Repeat everything in the material exactly.

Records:
** start **

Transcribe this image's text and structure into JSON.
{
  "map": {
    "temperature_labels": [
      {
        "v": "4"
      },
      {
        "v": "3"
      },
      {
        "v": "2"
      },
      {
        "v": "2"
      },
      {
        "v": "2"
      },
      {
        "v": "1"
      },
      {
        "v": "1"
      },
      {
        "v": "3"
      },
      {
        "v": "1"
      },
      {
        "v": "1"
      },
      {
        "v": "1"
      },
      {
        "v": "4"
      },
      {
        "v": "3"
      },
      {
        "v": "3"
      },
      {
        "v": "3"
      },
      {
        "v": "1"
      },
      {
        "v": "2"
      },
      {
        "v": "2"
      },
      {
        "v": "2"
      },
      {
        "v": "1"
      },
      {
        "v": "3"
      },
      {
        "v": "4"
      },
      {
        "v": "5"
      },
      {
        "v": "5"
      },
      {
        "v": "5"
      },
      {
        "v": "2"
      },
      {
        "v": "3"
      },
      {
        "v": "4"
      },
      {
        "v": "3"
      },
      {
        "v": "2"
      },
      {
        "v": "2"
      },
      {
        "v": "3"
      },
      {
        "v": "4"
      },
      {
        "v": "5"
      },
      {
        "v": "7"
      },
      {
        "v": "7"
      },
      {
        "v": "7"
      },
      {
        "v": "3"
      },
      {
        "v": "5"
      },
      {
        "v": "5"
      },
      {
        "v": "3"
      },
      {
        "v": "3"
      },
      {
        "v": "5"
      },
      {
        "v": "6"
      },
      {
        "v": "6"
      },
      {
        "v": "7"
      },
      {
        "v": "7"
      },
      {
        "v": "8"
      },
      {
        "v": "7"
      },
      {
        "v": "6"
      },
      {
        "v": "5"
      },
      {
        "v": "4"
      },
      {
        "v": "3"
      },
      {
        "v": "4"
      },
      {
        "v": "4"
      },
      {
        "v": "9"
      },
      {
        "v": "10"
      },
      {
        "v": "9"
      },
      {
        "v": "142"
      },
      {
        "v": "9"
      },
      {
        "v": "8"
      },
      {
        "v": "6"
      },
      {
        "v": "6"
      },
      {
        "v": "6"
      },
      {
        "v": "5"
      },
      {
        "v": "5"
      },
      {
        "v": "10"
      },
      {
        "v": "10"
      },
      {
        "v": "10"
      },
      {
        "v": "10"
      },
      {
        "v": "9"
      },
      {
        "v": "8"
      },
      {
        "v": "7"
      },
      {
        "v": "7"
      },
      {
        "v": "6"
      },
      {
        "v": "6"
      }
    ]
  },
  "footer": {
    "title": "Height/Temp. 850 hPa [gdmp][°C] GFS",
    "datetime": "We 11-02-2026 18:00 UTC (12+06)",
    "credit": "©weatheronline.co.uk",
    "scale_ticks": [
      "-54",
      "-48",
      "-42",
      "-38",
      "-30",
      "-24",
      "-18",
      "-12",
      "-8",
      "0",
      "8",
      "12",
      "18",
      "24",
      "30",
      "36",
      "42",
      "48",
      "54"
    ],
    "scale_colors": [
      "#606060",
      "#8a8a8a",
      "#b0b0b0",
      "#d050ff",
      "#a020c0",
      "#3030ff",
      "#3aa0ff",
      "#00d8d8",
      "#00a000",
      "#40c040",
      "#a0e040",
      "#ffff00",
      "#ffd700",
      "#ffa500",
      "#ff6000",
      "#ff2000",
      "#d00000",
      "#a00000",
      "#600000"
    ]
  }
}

** end **

**Exercise output:**
Transcribe this image's text and structure into JSON.
{
  "map": {
    "temperature_labels": [
      {
        "v": "4"
      },
      {
        "v": "3"
      },
      {
        "v": "2"
      },
      {
        "v": "2"
      },
      {
        "v": "2"
      },
      {
        "v": "1"
      },
      {
        "v": "1"
      },
      {
        "v": "3"
      },
      {
        "v": "1"
      },
      {
        "v": "1"
      },
      {
        "v": "1"
      },
      {
        "v": "4"
      },
      {
        "v": "3"
      },
      {
        "v": "3"
      },
      {
        "v": "3"
      },
      {
        "v": "1"
      },
      {
        "v": "2"
      },
      {
        "v": "2"
      },
      {
        "v": "2"
      },
      {
        "v": "1"
      },
      {
        "v": "3"
      },
      {
        "v": "4"
      },
      {
        "v": "5"
      },
      {
        "v": "5"
      },
      {
        "v": "5"
      },
      {
        "v": "2"
      },
      {
        "v": "3"
      },
      {
        "v": "4"
      },
      {
        "v": "3"
      },
      {
        "v": "2"
      },
      {
        "v": "2"
      },
      {
        "v": "3"
      },
      {
        "v": "4"
      },
      {
        "v": "5"
      },
      {
        "v": "7"
      },
      {
        "v": "7"
      },
      {
        "v": "7"
      },
      {
        "v": "3"
      },
      {
        "v": "5"
      },
      {
        "v": "5"
      },
      {
        "v": "3"
      },
      {
        "v": "3"
      },
      {
        "v": "5"
      },
      {
        "v": "6"
      },
      {
        "v": "6"
      },
      {
        "v": "7"
      },
      {
        "v": "7"
      },
      {
        "v": "8"
      },
      {
        "v": "7"
      },
      {
        "v": "6"
      },
      {
        "v": "5"
      },
      {
        "v": "4"
      },
      {
        "v": "3"
      },
      {
        "v": "4"
      },
      {
        "v": "4"
      },
      {
        "v": "9"
      },
      {
        "v": "10"
      },
      {
        "v": "9"
      },
      {
        "v": "142"
      },
      {
        "v": "9"
      },
      {
        "v": "8"
      },
      {
        "v": "6"
      },
      {
        "v": "6"
      },
      {
        "v": "6"
      },
      {
        "v": "5"
      },
      {
        "v": "5"
      },
      {
        "v": "10"
      },
      {
        "v": "10"
      },
      {
        "v": "10"
      },
      {
        "v": "10"
      },
      {
        "v": "9"
      },
      {
        "v": "8"
      },
      {
        "v": "7"
      },
      {
        "v": "7"
      },
      {
        "v": "6"
      },
      {
        "v": "6"
      }
    ]
  },
  "footer": {
    "title": "Height/Temp. 850 hPa [gdmp][°C] GFS",
    "datetime": "We 11-02-2026 18:00 UTC (12+06)",
    "credit": "©weatheronline.co.uk",
    "scale_ticks": [
      "-54",
      "-48",
      "-42",
      "-38",
      "-30",
      "-24",
      "-18",
      "-12",
      "-8",
      "0",
      "8",
      "12",
      "18",
      "24",
      "30",
      "36",
      "42",
      "48",
      "54"
    ],
    "scale_colors": [
      "#606060",
      "#8a8a8a",
      "#b0b0b0",
      "#d050ff",
      "#a020c0",
      "#3030ff",
      "#3aa0ff",
      "#00d8d8",
      "#00a000",
      "#40c040",
      "#a0e040",
      "#ffff00",
      "#ffd700",
      "#ffa500",
      "#ff6000",
      "#ff2000",
      "#d00000",
      "#a00000",
      "#600000"
    ]
  }
}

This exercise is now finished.